═══ Material shown ═══

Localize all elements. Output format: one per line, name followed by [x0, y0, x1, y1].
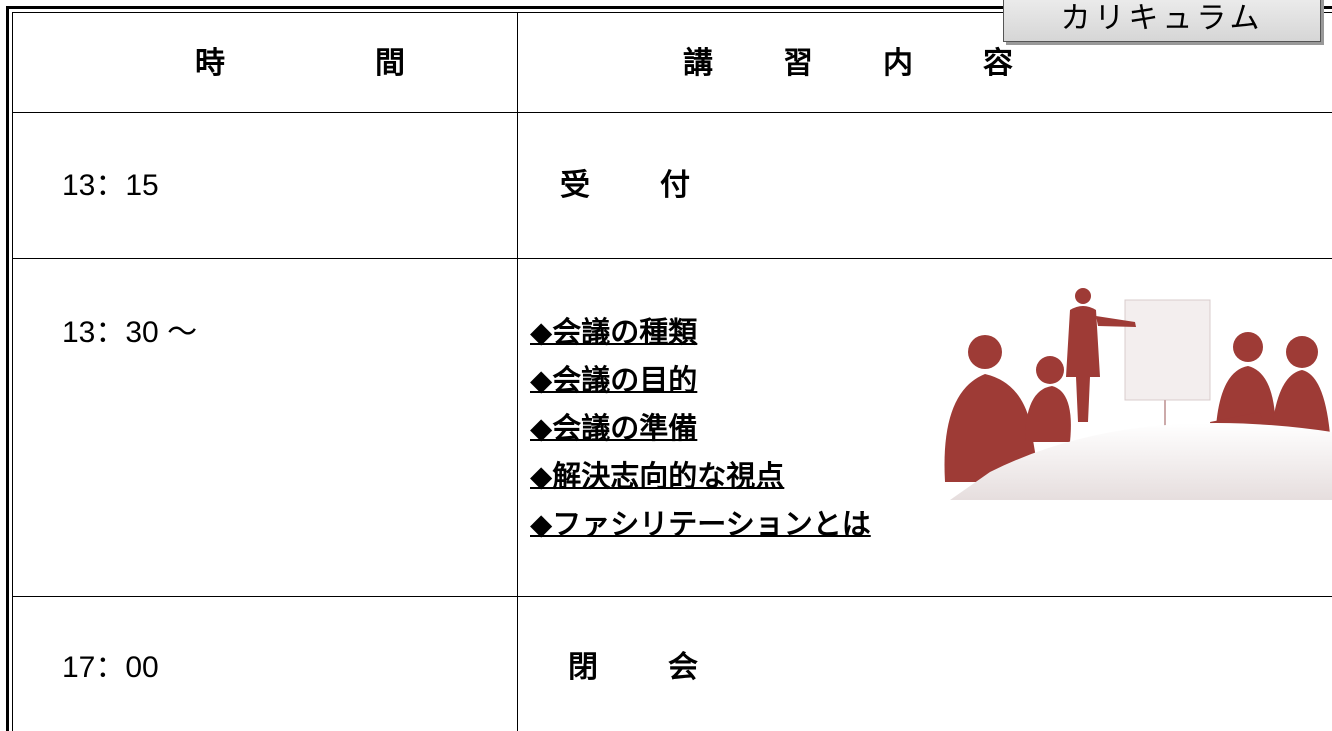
badge: カリキュラム [1003, 0, 1321, 42]
inner-border [12, 12, 1332, 731]
time: 17：00 [62, 651, 159, 684]
agenda-item: ◆会議の目的 [530, 365, 698, 397]
agenda-item: ◆解決志向的な視点 [530, 461, 785, 493]
content: 閉 会 [568, 651, 718, 684]
column-divider [517, 13, 518, 731]
agenda-item: ◆会議の種類 [530, 317, 698, 349]
agenda-item: ◆ファシリテーションとは [530, 509, 871, 541]
header-content: 講 習 内 容 [683, 47, 1033, 80]
time: 13：15 [62, 169, 159, 202]
header-time: 時 間 [195, 47, 435, 80]
meeting-illustration [944, 288, 1332, 500]
row-divider [12, 112, 1332, 113]
agenda-item: ◆会議の準備 [530, 413, 698, 445]
outer-border [6, 6, 1332, 731]
row-divider [12, 596, 1332, 597]
row-divider [12, 258, 1332, 259]
badge-label: カリキュラム [1060, 2, 1264, 35]
content: 受 付 [560, 169, 710, 202]
time: 13：30 ～ [62, 316, 198, 349]
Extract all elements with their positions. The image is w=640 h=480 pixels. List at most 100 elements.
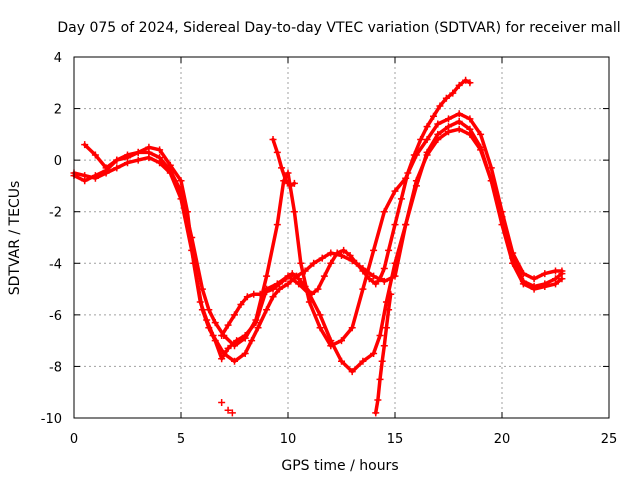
data-point: [348, 324, 356, 332]
data-point: [455, 117, 463, 125]
data-point: [487, 164, 495, 172]
data-point: [378, 357, 386, 365]
data-point: [209, 331, 217, 339]
series-trace: [72, 111, 564, 348]
data-point: [380, 208, 388, 216]
x-tick-label: 10: [280, 432, 297, 447]
y-tick-label: -8: [49, 360, 62, 375]
data-point: [466, 79, 474, 87]
series-track-e: [269, 136, 298, 190]
data-point: [190, 259, 198, 267]
y-tick-label: -6: [49, 309, 62, 324]
data-point: [275, 280, 283, 288]
data-point: [385, 246, 393, 254]
data-point: [445, 128, 452, 136]
data-point: [316, 311, 324, 319]
data-point: [391, 221, 399, 229]
data-point: [530, 275, 538, 283]
data-point: [295, 275, 303, 283]
data-point: [316, 324, 324, 332]
data-point: [81, 141, 89, 149]
series-track-c: [81, 125, 566, 365]
y-tick-label: -10: [41, 412, 62, 427]
data-point: [423, 136, 431, 144]
data-point: [338, 337, 345, 345]
data-point: [519, 277, 527, 285]
data-point: [231, 357, 238, 365]
data-point: [374, 396, 382, 404]
data-point: [391, 187, 399, 195]
data-point: [380, 277, 388, 285]
data-point: [301, 267, 309, 275]
data-point: [218, 399, 226, 407]
data-point: [205, 306, 213, 314]
y-tick-label: 4: [54, 51, 62, 66]
data-point: [203, 316, 211, 324]
data-point: [166, 161, 174, 169]
data-point: [445, 115, 452, 123]
data-point: [243, 293, 251, 301]
data-point: [113, 156, 121, 164]
data-point: [372, 409, 380, 417]
data-point: [220, 350, 228, 358]
data-point: [466, 115, 474, 123]
data-point: [376, 331, 384, 339]
data-point: [338, 357, 345, 365]
data-point: [284, 280, 292, 288]
x-tick-label: 20: [494, 432, 511, 447]
x-tick-label: 0: [70, 432, 78, 447]
data-point: [290, 208, 298, 216]
data-point: [134, 148, 142, 156]
data-point: [256, 290, 264, 298]
data-point: [156, 146, 164, 154]
data-point: [183, 208, 191, 216]
data-point: [359, 357, 367, 365]
data-point: [376, 275, 384, 283]
data-point: [241, 334, 249, 342]
data-point: [305, 298, 313, 306]
data-point: [327, 342, 335, 350]
data-point: [231, 342, 238, 350]
data-point: [273, 221, 281, 229]
y-tick-label: -2: [49, 206, 62, 221]
data-point: [198, 285, 206, 293]
data-point: [284, 169, 292, 177]
data-point: [387, 290, 395, 298]
data-point: [224, 344, 232, 352]
data-point: [380, 264, 388, 272]
data-point: [370, 272, 378, 280]
data-point: [81, 177, 89, 185]
data-point: [385, 306, 393, 314]
data-point: [434, 120, 442, 128]
data-point: [552, 267, 559, 275]
data-point: [430, 112, 438, 120]
x-tick-label: 5: [177, 432, 185, 447]
data-point: [288, 270, 296, 278]
data-point: [310, 259, 318, 267]
data-point: [218, 331, 226, 339]
data-point: [558, 270, 566, 278]
chart-title: Day 075 of 2024, Sidereal Day-to-day VTE…: [57, 20, 620, 36]
data-point: [391, 272, 399, 280]
data-point: [340, 246, 348, 254]
data-point: [218, 355, 226, 363]
data-point: [352, 259, 360, 267]
data-point: [541, 280, 549, 288]
data-point: [91, 151, 99, 159]
data-point: [436, 102, 444, 110]
data-point: [286, 182, 294, 190]
data-point: [434, 136, 442, 144]
data-point: [423, 151, 431, 159]
data-point: [423, 123, 431, 131]
data-point: [382, 324, 390, 332]
data-point: [442, 94, 450, 102]
plot-frame: [73, 56, 610, 419]
data-point: [370, 350, 378, 358]
data-point: [231, 311, 238, 319]
data-point: [462, 76, 470, 84]
data-point: [449, 89, 457, 97]
data-point: [269, 285, 277, 293]
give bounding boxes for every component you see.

═══

● Exercise:
Copy out every line of the material above word for word, leaving out the picture lines.

● Solution for this problem:
Localize all elements. Output format: one per line, name followed by [x0, y0, x1, y1].
badge: カリキュラム [1003, 0, 1321, 42]
inner-border [12, 12, 1332, 731]
time: 17：00 [62, 651, 159, 684]
agenda-item: ◆会議の目的 [530, 365, 698, 397]
agenda-item: ◆解決志向的な視点 [530, 461, 785, 493]
content: 閉 会 [568, 651, 718, 684]
column-divider [517, 13, 518, 731]
agenda-item: ◆会議の種類 [530, 317, 698, 349]
agenda-item: ◆ファシリテーションとは [530, 509, 871, 541]
header-content: 講 習 内 容 [683, 47, 1033, 80]
time: 13：15 [62, 169, 159, 202]
header-time: 時 間 [195, 47, 435, 80]
meeting-illustration [944, 288, 1332, 500]
row-divider [12, 112, 1332, 113]
agenda-item: ◆会議の準備 [530, 413, 698, 445]
outer-border [6, 6, 1332, 731]
row-divider [12, 596, 1332, 597]
row-divider [12, 258, 1332, 259]
badge-label: カリキュラム [1060, 2, 1264, 35]
content: 受 付 [560, 169, 710, 202]
time: 13：30 ～ [62, 316, 198, 349]
Extract all elements with their positions. The image is w=640 h=480 pixels. List at most 100 elements.
data-point: [348, 324, 356, 332]
data-point: [455, 117, 463, 125]
data-point: [487, 164, 495, 172]
data-point: [378, 357, 386, 365]
data-point: [209, 331, 217, 339]
series-trace: [72, 111, 564, 348]
data-point: [380, 208, 388, 216]
x-tick-label: 10: [280, 432, 297, 447]
y-tick-label: -8: [49, 360, 62, 375]
data-point: [466, 79, 474, 87]
series-track-e: [269, 136, 298, 190]
data-point: [190, 259, 198, 267]
y-tick-label: -6: [49, 309, 62, 324]
data-point: [275, 280, 283, 288]
data-point: [385, 246, 393, 254]
data-point: [445, 128, 452, 136]
data-point: [316, 311, 324, 319]
data-point: [391, 221, 399, 229]
data-point: [530, 275, 538, 283]
data-point: [295, 275, 303, 283]
data-point: [316, 324, 324, 332]
data-point: [81, 141, 89, 149]
series-track-c: [81, 125, 566, 365]
y-tick-label: -10: [41, 412, 62, 427]
data-point: [423, 136, 431, 144]
data-point: [338, 337, 345, 345]
data-point: [519, 277, 527, 285]
data-point: [231, 357, 238, 365]
data-point: [374, 396, 382, 404]
data-point: [391, 187, 399, 195]
data-point: [380, 277, 388, 285]
data-point: [301, 267, 309, 275]
data-point: [218, 399, 226, 407]
data-point: [205, 306, 213, 314]
y-tick-label: 4: [54, 51, 62, 66]
data-point: [203, 316, 211, 324]
data-point: [166, 161, 174, 169]
data-point: [445, 115, 452, 123]
data-point: [243, 293, 251, 301]
data-point: [113, 156, 121, 164]
data-point: [372, 409, 380, 417]
data-point: [220, 350, 228, 358]
data-point: [466, 115, 474, 123]
data-point: [376, 331, 384, 339]
data-point: [338, 357, 345, 365]
data-point: [284, 280, 292, 288]
x-tick-label: 20: [494, 432, 511, 447]
x-tick-label: 0: [70, 432, 78, 447]
data-point: [290, 208, 298, 216]
data-point: [134, 148, 142, 156]
data-point: [256, 290, 264, 298]
data-point: [156, 146, 164, 154]
data-point: [183, 208, 191, 216]
data-point: [359, 357, 367, 365]
data-point: [376, 275, 384, 283]
data-point: [241, 334, 249, 342]
data-point: [305, 298, 313, 306]
data-point: [327, 342, 335, 350]
data-point: [231, 342, 238, 350]
data-point: [273, 221, 281, 229]
y-tick-label: -2: [49, 206, 62, 221]
data-point: [198, 285, 206, 293]
data-point: [284, 169, 292, 177]
data-point: [387, 290, 395, 298]
data-point: [224, 344, 232, 352]
data-point: [380, 264, 388, 272]
data-point: [370, 272, 378, 280]
data-point: [81, 177, 89, 185]
data-point: [385, 306, 393, 314]
data-point: [434, 120, 442, 128]
data-point: [552, 267, 559, 275]
data-point: [430, 112, 438, 120]
x-tick-label: 5: [177, 432, 185, 447]
data-point: [288, 270, 296, 278]
data-point: [310, 259, 318, 267]
data-point: [218, 331, 226, 339]
data-point: [558, 270, 566, 278]
chart-title: Day 075 of 2024, Sidereal Day-to-day VTE…: [57, 20, 620, 36]
data-point: [391, 272, 399, 280]
data-point: [340, 246, 348, 254]
data-point: [218, 355, 226, 363]
data-point: [352, 259, 360, 267]
data-point: [541, 280, 549, 288]
data-point: [91, 151, 99, 159]
data-point: [436, 102, 444, 110]
data-point: [286, 182, 294, 190]
data-point: [434, 136, 442, 144]
data-point: [423, 151, 431, 159]
data-point: [423, 123, 431, 131]
data-point: [382, 324, 390, 332]
data-point: [442, 94, 450, 102]
plot-frame: [73, 56, 610, 419]
data-point: [370, 350, 378, 358]
data-point: [231, 311, 238, 319]
data-point: [462, 76, 470, 84]
data-point: [449, 89, 457, 97]
data-point: [269, 285, 277, 293]
give bounding boxes for every component you see.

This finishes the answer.